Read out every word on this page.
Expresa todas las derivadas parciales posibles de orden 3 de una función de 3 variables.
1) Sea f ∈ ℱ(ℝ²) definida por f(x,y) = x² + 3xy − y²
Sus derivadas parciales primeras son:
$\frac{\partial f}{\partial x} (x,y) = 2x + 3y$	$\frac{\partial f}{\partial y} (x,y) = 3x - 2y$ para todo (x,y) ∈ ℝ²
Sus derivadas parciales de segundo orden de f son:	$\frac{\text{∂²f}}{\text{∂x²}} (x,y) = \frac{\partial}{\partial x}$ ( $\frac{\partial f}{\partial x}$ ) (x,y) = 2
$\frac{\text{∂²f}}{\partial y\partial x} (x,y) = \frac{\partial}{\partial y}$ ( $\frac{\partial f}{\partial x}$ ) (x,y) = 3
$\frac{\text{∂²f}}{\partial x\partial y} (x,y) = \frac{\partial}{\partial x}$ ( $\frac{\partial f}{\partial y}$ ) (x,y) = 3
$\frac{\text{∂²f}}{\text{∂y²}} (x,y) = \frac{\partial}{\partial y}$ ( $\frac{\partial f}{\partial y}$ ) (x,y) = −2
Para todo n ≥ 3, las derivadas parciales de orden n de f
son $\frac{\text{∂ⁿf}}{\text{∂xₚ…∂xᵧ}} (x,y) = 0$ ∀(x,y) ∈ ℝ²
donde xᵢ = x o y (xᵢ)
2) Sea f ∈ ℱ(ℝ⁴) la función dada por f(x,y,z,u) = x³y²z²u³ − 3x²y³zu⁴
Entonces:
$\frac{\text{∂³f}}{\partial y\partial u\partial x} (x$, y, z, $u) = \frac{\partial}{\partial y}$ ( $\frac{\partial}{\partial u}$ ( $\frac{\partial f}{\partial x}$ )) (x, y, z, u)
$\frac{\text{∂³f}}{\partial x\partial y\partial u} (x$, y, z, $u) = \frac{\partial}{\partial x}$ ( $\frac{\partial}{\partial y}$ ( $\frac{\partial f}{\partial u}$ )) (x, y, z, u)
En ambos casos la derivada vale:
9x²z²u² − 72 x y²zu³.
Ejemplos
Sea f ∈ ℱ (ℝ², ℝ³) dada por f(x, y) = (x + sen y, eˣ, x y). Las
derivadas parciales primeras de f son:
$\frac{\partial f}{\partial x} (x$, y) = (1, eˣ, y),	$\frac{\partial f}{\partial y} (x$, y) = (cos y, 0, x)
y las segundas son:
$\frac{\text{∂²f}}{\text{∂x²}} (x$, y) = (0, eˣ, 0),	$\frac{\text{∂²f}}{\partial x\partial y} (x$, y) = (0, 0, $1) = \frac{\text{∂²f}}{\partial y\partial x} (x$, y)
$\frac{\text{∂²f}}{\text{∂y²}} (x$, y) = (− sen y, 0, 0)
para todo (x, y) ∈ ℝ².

---

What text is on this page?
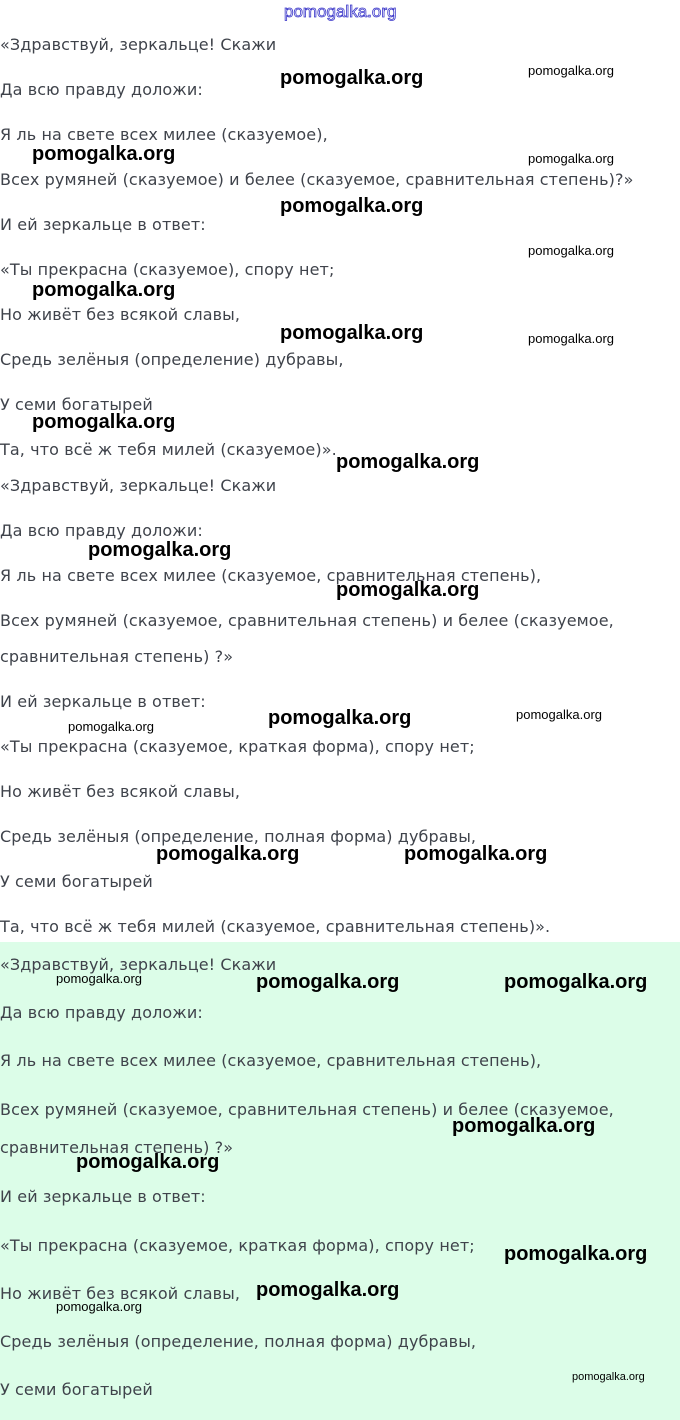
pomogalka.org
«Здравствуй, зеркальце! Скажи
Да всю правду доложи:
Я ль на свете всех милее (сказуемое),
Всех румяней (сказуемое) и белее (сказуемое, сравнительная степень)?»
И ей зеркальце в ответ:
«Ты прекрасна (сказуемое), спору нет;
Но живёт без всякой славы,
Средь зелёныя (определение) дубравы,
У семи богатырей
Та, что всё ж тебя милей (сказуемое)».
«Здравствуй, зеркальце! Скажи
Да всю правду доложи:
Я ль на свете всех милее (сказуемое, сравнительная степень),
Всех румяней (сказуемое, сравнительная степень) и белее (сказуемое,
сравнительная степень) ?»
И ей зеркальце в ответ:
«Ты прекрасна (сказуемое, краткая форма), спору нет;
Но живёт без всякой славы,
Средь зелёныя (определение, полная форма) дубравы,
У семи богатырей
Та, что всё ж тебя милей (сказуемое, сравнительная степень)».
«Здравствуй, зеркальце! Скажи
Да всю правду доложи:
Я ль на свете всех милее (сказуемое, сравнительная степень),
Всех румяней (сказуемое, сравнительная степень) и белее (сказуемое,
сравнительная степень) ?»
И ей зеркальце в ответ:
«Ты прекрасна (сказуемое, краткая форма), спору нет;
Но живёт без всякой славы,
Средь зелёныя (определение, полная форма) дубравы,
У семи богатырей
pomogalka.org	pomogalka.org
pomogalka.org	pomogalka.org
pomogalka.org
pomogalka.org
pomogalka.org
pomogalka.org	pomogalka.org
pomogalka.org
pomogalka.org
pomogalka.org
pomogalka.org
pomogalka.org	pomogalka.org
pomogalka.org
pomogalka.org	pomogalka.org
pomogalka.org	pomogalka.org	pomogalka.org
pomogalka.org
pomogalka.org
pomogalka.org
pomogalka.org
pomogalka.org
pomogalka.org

→ EXERCISE PROMPT
Read the entries and show each line that mentions "милей".

→ SOLUTION
Та, что всё ж тебя милей (сказуемое)».
Та, что всё ж тебя милей (сказуемое, сравнительная степень)».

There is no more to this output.